**WHAT TO WORK ON:**
Copy out every line of the data exactly.

----------------

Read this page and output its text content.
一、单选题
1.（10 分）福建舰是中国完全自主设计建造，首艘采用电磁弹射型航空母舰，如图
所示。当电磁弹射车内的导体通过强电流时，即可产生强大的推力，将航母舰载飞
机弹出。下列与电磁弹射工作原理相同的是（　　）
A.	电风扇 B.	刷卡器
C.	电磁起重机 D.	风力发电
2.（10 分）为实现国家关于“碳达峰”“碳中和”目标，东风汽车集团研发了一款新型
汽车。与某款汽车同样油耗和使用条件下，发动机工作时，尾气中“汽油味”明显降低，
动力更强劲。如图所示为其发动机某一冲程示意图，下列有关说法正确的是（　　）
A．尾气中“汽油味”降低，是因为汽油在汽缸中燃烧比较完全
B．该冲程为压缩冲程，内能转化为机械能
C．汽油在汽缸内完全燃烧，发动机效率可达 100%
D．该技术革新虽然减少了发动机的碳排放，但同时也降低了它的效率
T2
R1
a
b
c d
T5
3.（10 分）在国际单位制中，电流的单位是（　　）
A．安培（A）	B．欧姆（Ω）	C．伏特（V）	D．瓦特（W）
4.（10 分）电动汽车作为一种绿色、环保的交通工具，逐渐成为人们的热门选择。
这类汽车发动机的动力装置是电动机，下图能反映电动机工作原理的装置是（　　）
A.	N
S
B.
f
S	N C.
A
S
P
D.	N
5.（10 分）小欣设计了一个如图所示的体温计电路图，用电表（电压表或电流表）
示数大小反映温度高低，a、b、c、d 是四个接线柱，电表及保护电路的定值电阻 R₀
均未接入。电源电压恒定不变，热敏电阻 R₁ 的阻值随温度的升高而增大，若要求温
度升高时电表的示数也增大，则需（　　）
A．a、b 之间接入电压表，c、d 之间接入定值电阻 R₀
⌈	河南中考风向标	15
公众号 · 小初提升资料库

----------------

**TASK SOLUTION:**
Read this page and output its text content.
一、单选题
1.（10 分）福建舰是中国完全自主设计建造，首艘采用电磁弹射型航空母舰，如图
所示。当电磁弹射车内的导体通过强电流时，即可产生强大的推力，将航母舰载飞
机弹出。下列与电磁弹射工作原理相同的是（　　）
A.	电风扇 B.	刷卡器
C.	电磁起重机 D.	风力发电
2.（10 分）为实现国家关于“碳达峰”“碳中和”目标，东风汽车集团研发了一款新型
汽车。与某款汽车同样油耗和使用条件下，发动机工作时，尾气中“汽油味”明显降低，
动力更强劲。如图所示为其发动机某一冲程示意图，下列有关说法正确的是（　　）
A．尾气中“汽油味”降低，是因为汽油在汽缸中燃烧比较完全
B．该冲程为压缩冲程，内能转化为机械能
C．汽油在汽缸内完全燃烧，发动机效率可达 100%
D．该技术革新虽然减少了发动机的碳排放，但同时也降低了它的效率
T2
R1
a
b
c d
T5
3.（10 分）在国际单位制中，电流的单位是（　　）
A．安培（A）	B．欧姆（Ω）	C．伏特（V）	D．瓦特（W）
4.（10 分）电动汽车作为一种绿色、环保的交通工具，逐渐成为人们的热门选择。
这类汽车发动机的动力装置是电动机，下图能反映电动机工作原理的装置是（　　）
A.	N
S
B.
f
S	N C.
A
S
P
D.	N
5.（10 分）小欣设计了一个如图所示的体温计电路图，用电表（电压表或电流表）
示数大小反映温度高低，a、b、c、d 是四个接线柱，电表及保护电路的定值电阻 R₀
均未接入。电源电压恒定不变，热敏电阻 R₁ 的阻值随温度的升高而增大，若要求温
度升高时电表的示数也增大，则需（　　）
A．a、b 之间接入电压表，c、d 之间接入定值电阻 R₀
⌈	河南中考风向标	15
公众号 · 小初提升资料库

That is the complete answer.